[Stored records]
● ● ● ● ●

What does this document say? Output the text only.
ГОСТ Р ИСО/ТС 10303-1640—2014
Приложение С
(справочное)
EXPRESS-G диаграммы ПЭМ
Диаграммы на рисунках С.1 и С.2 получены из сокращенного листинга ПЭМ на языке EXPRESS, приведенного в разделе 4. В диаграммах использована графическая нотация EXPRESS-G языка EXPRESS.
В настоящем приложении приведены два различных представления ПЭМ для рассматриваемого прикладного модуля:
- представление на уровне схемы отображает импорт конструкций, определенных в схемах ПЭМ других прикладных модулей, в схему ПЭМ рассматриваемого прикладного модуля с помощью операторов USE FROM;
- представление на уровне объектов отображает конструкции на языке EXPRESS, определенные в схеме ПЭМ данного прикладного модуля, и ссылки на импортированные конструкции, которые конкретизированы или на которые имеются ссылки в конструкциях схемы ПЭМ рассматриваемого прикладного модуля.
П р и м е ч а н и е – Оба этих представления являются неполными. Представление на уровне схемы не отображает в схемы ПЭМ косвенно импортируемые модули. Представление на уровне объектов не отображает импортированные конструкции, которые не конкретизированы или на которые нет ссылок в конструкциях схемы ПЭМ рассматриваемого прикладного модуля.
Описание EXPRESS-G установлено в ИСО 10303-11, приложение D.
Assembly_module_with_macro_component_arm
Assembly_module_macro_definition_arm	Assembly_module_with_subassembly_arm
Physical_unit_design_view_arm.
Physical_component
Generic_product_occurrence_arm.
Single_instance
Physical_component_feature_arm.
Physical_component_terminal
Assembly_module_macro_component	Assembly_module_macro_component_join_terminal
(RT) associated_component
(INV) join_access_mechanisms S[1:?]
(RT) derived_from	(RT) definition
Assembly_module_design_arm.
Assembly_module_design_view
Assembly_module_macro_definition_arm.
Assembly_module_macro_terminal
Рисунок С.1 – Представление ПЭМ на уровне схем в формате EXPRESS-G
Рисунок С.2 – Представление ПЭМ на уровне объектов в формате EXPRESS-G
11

● ● ● ● ●

Do this → Copy out every line of the data above, exactly as given.

Worked answer →
What does this document say? Output the text only.
ГОСТ Р ИСО/ТС 10303-1640—2014
Приложение С
(справочное)
EXPRESS-G диаграммы ПЭМ
Диаграммы на рисунках С.1 и С.2 получены из сокращенного листинга ПЭМ на языке EXPRESS, приведенного в разделе 4. В диаграммах использована графическая нотация EXPRESS-G языка EXPRESS.
В настоящем приложении приведены два различных представления ПЭМ для рассматриваемого прикладного модуля:
- представление на уровне схемы отображает импорт конструкций, определенных в схемах ПЭМ других прикладных модулей, в схему ПЭМ рассматриваемого прикладного модуля с помощью операторов USE FROM;
- представление на уровне объектов отображает конструкции на языке EXPRESS, определенные в схеме ПЭМ данного прикладного модуля, и ссылки на импортированные конструкции, которые конкретизированы или на которые имеются ссылки в конструкциях схемы ПЭМ рассматриваемого прикладного модуля.
П р и м е ч а н и е – Оба этих представления являются неполными. Представление на уровне схемы не отображает в схемы ПЭМ косвенно импортируемые модули. Представление на уровне объектов не отображает импортированные конструкции, которые не конкретизированы или на которые нет ссылок в конструкциях схемы ПЭМ рассматриваемого прикладного модуля.
Описание EXPRESS-G установлено в ИСО 10303-11, приложение D.
Assembly_module_with_macro_component_arm
Assembly_module_macro_definition_arm	Assembly_module_with_subassembly_arm
Physical_unit_design_view_arm.
Physical_component
Generic_product_occurrence_arm.
Single_instance
Physical_component_feature_arm.
Physical_component_terminal
Assembly_module_macro_component	Assembly_module_macro_component_join_terminal
(RT) associated_component
(INV) join_access_mechanisms S[1:?]
(RT) derived_from	(RT) definition
Assembly_module_design_arm.
Assembly_module_design_view
Assembly_module_macro_definition_arm.
Assembly_module_macro_terminal
Рисунок С.1 – Представление ПЭМ на уровне схем в формате EXPRESS-G
Рисунок С.2 – Представление ПЭМ на уровне объектов в формате EXPRESS-G
11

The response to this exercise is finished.